Extracted records:
= = =

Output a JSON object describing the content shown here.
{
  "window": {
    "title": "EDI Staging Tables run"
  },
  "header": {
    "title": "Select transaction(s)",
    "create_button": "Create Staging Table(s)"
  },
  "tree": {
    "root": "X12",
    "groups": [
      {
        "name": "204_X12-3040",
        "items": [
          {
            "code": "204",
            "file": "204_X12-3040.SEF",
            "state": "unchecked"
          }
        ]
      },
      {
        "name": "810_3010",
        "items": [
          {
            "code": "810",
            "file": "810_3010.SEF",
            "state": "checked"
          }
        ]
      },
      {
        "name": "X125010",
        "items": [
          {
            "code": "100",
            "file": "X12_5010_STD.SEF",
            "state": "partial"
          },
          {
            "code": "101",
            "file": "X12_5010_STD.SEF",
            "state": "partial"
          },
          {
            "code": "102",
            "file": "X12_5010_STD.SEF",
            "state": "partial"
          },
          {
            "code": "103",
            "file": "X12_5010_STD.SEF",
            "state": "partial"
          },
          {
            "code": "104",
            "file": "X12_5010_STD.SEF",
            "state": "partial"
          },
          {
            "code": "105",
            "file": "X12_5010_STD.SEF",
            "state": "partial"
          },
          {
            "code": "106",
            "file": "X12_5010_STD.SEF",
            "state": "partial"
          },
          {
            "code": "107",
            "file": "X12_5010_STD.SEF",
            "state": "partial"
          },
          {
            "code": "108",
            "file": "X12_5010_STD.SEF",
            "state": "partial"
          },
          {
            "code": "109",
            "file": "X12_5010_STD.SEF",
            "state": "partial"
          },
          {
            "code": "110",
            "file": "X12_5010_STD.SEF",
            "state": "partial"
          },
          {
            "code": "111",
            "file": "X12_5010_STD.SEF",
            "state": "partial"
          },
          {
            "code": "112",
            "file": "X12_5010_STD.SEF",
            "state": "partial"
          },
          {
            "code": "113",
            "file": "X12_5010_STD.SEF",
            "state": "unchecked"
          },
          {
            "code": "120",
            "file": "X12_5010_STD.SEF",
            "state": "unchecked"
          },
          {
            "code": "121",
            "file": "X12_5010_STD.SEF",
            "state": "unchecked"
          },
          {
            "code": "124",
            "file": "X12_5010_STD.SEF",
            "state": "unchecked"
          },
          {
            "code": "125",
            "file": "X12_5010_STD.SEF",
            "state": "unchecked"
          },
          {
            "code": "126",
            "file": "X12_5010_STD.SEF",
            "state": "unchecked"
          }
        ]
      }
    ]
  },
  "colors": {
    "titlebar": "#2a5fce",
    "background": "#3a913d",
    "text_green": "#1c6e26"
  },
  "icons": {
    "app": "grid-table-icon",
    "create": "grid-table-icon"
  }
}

= = =

Exercise description:
Write the data out again in full and exactly.

Worked solution:
Output a JSON object describing the content shown here.
{
  "window": {
    "title": "EDI Staging Tables run"
  },
  "header": {
    "title": "Select transaction(s)",
    "create_button": "Create Staging Table(s)"
  },
  "tree": {
    "root": "X12",
    "groups": [
      {
        "name": "204_X12-3040",
        "items": [
          {
            "code": "204",
            "file": "204_X12-3040.SEF",
            "state": "unchecked"
          }
        ]
      },
      {
        "name": "810_3010",
        "items": [
          {
            "code": "810",
            "file": "810_3010.SEF",
            "state": "checked"
          }
        ]
      },
      {
        "name": "X125010",
        "items": [
          {
            "code": "100",
            "file": "X12_5010_STD.SEF",
            "state": "partial"
          },
          {
            "code": "101",
            "file": "X12_5010_STD.SEF",
            "state": "partial"
          },
          {
            "code": "102",
            "file": "X12_5010_STD.SEF",
            "state": "partial"
          },
          {
            "code": "103",
            "file": "X12_5010_STD.SEF",
            "state": "partial"
          },
          {
            "code": "104",
            "file": "X12_5010_STD.SEF",
            "state": "partial"
          },
          {
            "code": "105",
            "file": "X12_5010_STD.SEF",
            "state": "partial"
          },
          {
            "code": "106",
            "file": "X12_5010_STD.SEF",
            "state": "partial"
          },
          {
            "code": "107",
            "file": "X12_5010_STD.SEF",
            "state": "partial"
          },
          {
            "code": "108",
            "file": "X12_5010_STD.SEF",
            "state": "partial"
          },
          {
            "code": "109",
            "file": "X12_5010_STD.SEF",
            "state": "partial"
          },
          {
            "code": "110",
            "file": "X12_5010_STD.SEF",
            "state": "partial"
          },
          {
            "code": "111",
            "file": "X12_5010_STD.SEF",
            "state": "partial"
          },
          {
            "code": "112",
            "file": "X12_5010_STD.SEF",
            "state": "partial"
          },
          {
            "code": "113",
            "file": "X12_5010_STD.SEF",
            "state": "unchecked"
          },
          {
            "code": "120",
            "file": "X12_5010_STD.SEF",
            "state": "unchecked"
          },
          {
            "code": "121",
            "file": "X12_5010_STD.SEF",
            "state": "unchecked"
          },
          {
            "code": "124",
            "file": "X12_5010_STD.SEF",
            "state": "unchecked"
          },
          {
            "code": "125",
            "file": "X12_5010_STD.SEF",
            "state": "unchecked"
          },
          {
            "code": "126",
            "file": "X12_5010_STD.SEF",
            "state": "unchecked"
          }
        ]
      }
    ]
  },
  "colors": {
    "titlebar": "#2a5fce",
    "background": "#3a913d",
    "text_green": "#1c6e26"
  },
  "icons": {
    "app": "grid-table-icon",
    "create": "grid-table-icon"
  }
}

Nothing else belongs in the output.